SHORT EXERCISE:
Where a line holds the string "color", return that line.
** begin DATA LINES **
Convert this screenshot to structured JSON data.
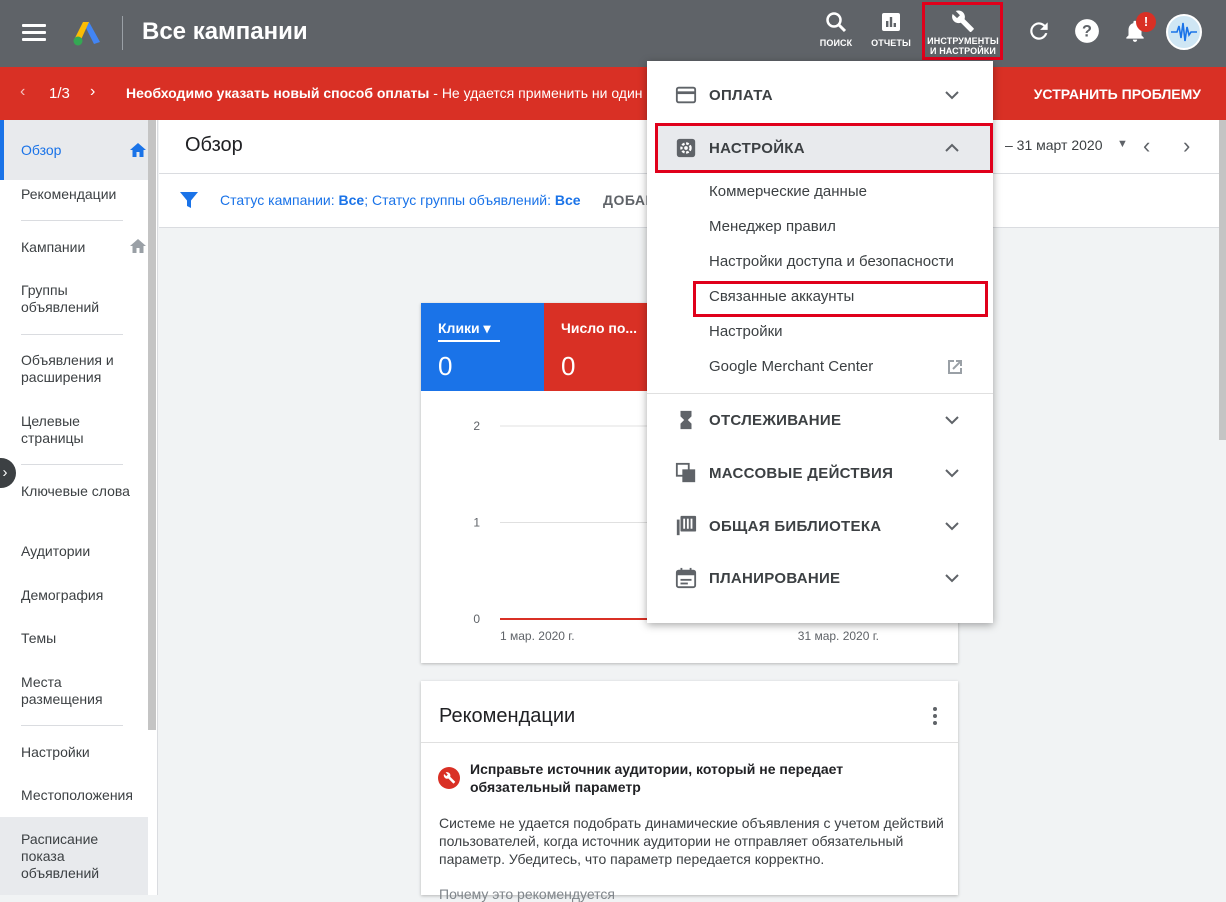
{
  "header": {
    "title": "Все кампании",
    "tools": [
      {
        "label": "ПОИСК",
        "icon": "search-icon"
      },
      {
        "label": "ОТЧЕТЫ",
        "icon": "reports-icon"
      },
      {
        "label_line1": "ИНСТРУМЕНТЫ",
        "label_line2": "И НАСТРОЙКИ",
        "icon": "wrench-icon"
      }
    ],
    "notification_badge": "!"
  },
  "alert": {
    "pager": "1/3",
    "message_bold": "Необходимо указать новый способ оплаты",
    "message_rest": " - Не удается применить ни один и",
    "fix_label": "УСТРАНИТЬ ПРОБЛЕМУ",
    "color": "#d93025"
  },
  "sidebar": {
    "items": [
      {
        "label": "Обзор",
        "active": true
      },
      {
        "label": "Рекомендации"
      },
      {
        "label": "Кампании"
      },
      {
        "label": "Группы объявлений"
      },
      {
        "label": "Объявления и расширения"
      },
      {
        "label": "Целевые страницы"
      },
      {
        "label": "Ключевые слова"
      },
      {
        "label": "Аудитории"
      },
      {
        "label": "Демография"
      },
      {
        "label": "Темы"
      },
      {
        "label": "Места размещения"
      },
      {
        "label": "Настройки"
      },
      {
        "label": "Местоположения"
      },
      {
        "label": "Расписание показа объявлений"
      }
    ]
  },
  "main": {
    "title": "Обзор",
    "date_range": "– 31 март 2020",
    "filter": {
      "part1": "Статус кампании: ",
      "part1_value": "Все",
      "part2": "; Статус группы объявлений: ",
      "part2_value": "Все",
      "add_label": "ДОБАВ"
    }
  },
  "chart_data": {
    "type": "line",
    "metrics": [
      {
        "label": "Клики",
        "value": "0",
        "color": "#1a73e8"
      },
      {
        "label": "Число по...",
        "value": "0",
        "color": "#d93025"
      }
    ],
    "x": [
      "1 мар. 2020 г.",
      "31 мар. 2020 г."
    ],
    "y_ticks": [
      0,
      1,
      2
    ],
    "ylim": [
      0,
      2
    ],
    "series": [
      {
        "color": "#d93025",
        "values": [
          0,
          0
        ]
      }
    ]
  },
  "recommendations": {
    "title": "Рекомендации",
    "item_title": "Исправьте источник аудитории, который не передает обязательный параметр",
    "item_body": "Системе не удается подобрать динамические объявления с учетом действий пользователей, когда источник аудитории не отправляет обязательный параметр. Убедитесь, что параметр передается корректно.",
    "why": "Почему это рекомендуется"
  },
  "dropdown": {
    "sections": [
      {
        "label": "ОПЛАТА",
        "icon": "credit-card-icon",
        "expanded": false
      },
      {
        "label": "НАСТРОЙКА",
        "icon": "gear-icon",
        "expanded": true
      },
      {
        "label": "ОТСЛЕЖИВАНИЕ",
        "icon": "hourglass-icon",
        "expanded": false
      },
      {
        "label": "МАССОВЫЕ ДЕЙСТВИЯ",
        "icon": "copy-icon",
        "expanded": false
      },
      {
        "label": "ОБЩАЯ БИБЛИОТЕКА",
        "icon": "library-icon",
        "expanded": false
      },
      {
        "label": "ПЛАНИРОВАНИЕ",
        "icon": "calendar-icon",
        "expanded": false
      }
    ],
    "setup_items": [
      "Коммерческие данные",
      "Менеджер правил",
      "Настройки доступа и безопасности",
      "Связанные аккаунты",
      "Настройки",
      "Google Merchant Center"
    ]
  }
}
** end DATA LINES **
TASK RESPONSE:
    "color": "#d93025"
        "color": "#1a73e8"
        "color": "#d93025"
        "color": "#d93025",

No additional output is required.